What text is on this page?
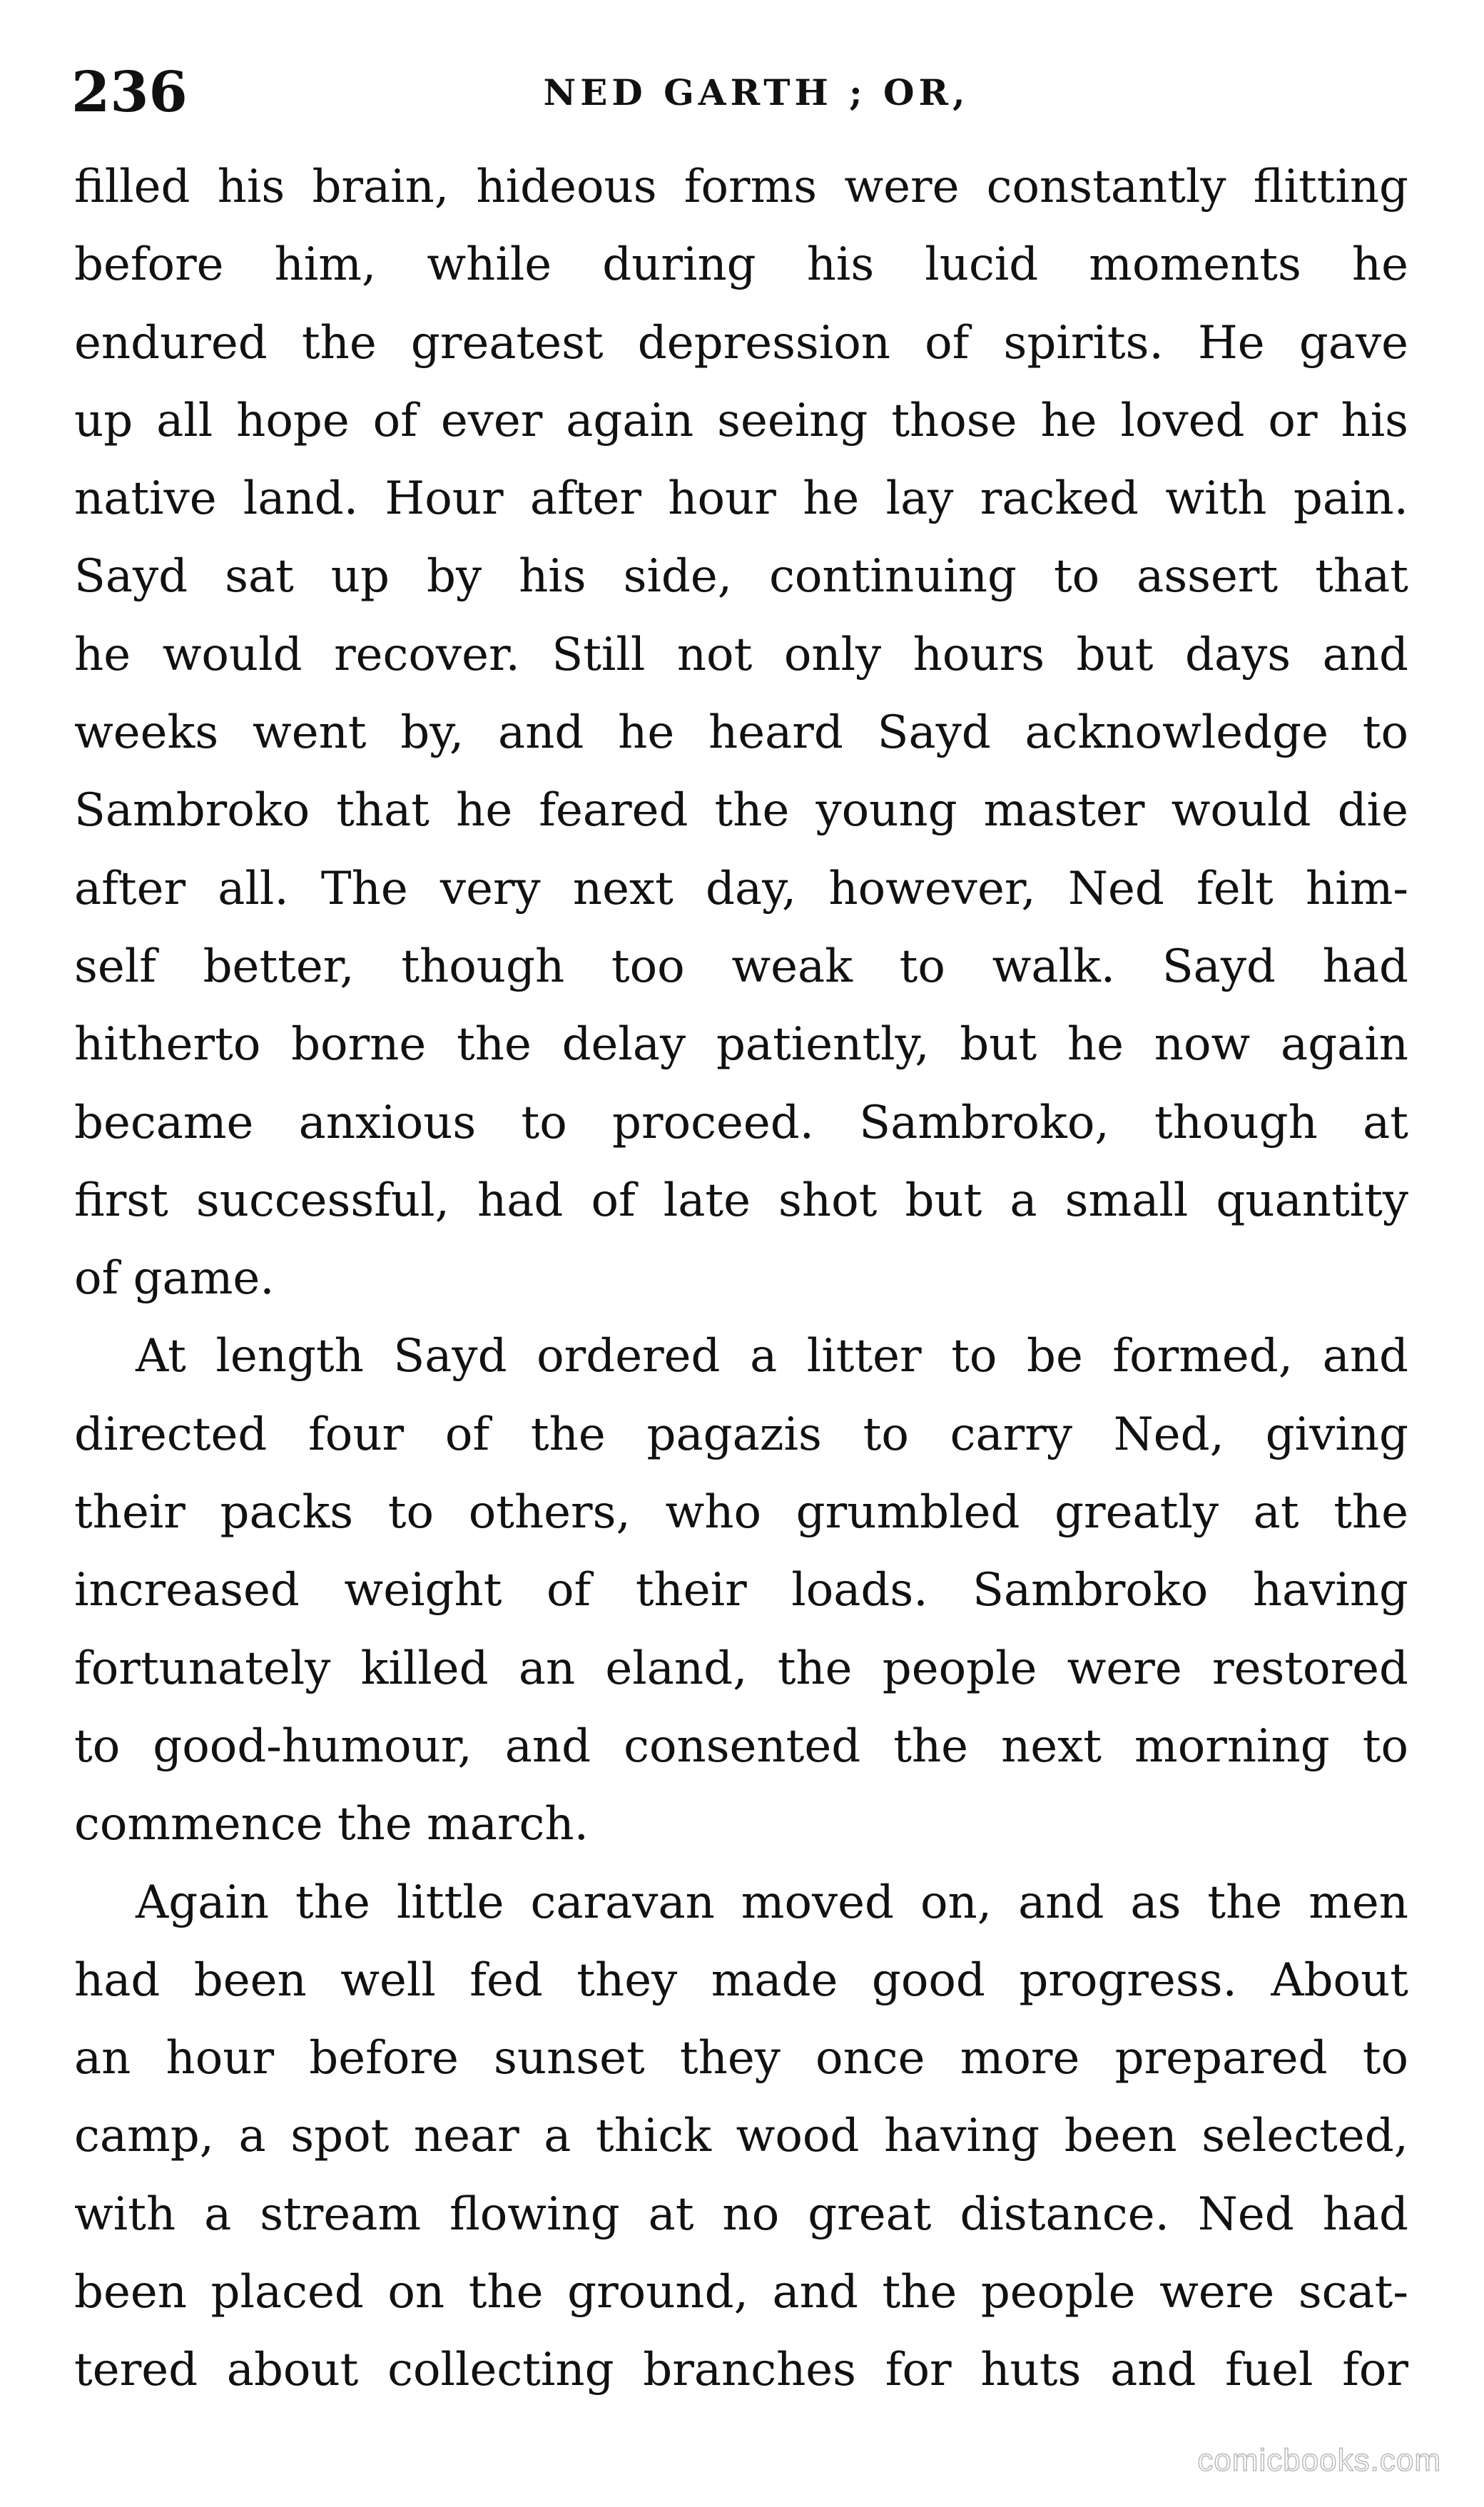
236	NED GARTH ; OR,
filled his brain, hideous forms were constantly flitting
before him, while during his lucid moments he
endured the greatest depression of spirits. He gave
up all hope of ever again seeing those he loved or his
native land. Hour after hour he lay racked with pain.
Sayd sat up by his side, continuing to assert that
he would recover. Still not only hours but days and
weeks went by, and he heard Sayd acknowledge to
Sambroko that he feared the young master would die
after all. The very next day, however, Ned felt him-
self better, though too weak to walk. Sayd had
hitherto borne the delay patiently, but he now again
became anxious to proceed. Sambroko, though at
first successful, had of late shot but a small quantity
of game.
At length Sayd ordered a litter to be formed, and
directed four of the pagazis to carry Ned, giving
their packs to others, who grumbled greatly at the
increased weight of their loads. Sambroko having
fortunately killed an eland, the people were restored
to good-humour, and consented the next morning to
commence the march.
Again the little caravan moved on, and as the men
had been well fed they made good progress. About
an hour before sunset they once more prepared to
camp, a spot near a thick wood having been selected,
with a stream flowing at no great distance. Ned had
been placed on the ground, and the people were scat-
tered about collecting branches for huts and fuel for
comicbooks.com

-------

> _Short task_: Please write out all of the material above without changing a word, and omit any pictures.

> _Exercise solution_:
What text is on this page?
236	NED GARTH ; OR,
filled his brain, hideous forms were constantly flitting
before him, while during his lucid moments he
endured the greatest depression of spirits. He gave
up all hope of ever again seeing those he loved or his
native land. Hour after hour he lay racked with pain.
Sayd sat up by his side, continuing to assert that
he would recover. Still not only hours but days and
weeks went by, and he heard Sayd acknowledge to
Sambroko that he feared the young master would die
after all. The very next day, however, Ned felt him-
self better, though too weak to walk. Sayd had
hitherto borne the delay patiently, but he now again
became anxious to proceed. Sambroko, though at
first successful, had of late shot but a small quantity
of game.
At length Sayd ordered a litter to be formed, and
directed four of the pagazis to carry Ned, giving
their packs to others, who grumbled greatly at the
increased weight of their loads. Sambroko having
fortunately killed an eland, the people were restored
to good-humour, and consented the next morning to
commence the march.
Again the little caravan moved on, and as the men
had been well fed they made good progress. About
an hour before sunset they once more prepared to
camp, a spot near a thick wood having been selected,
with a stream flowing at no great distance. Ned had
been placed on the ground, and the people were scat-
tered about collecting branches for huts and fuel for
comicbooks.com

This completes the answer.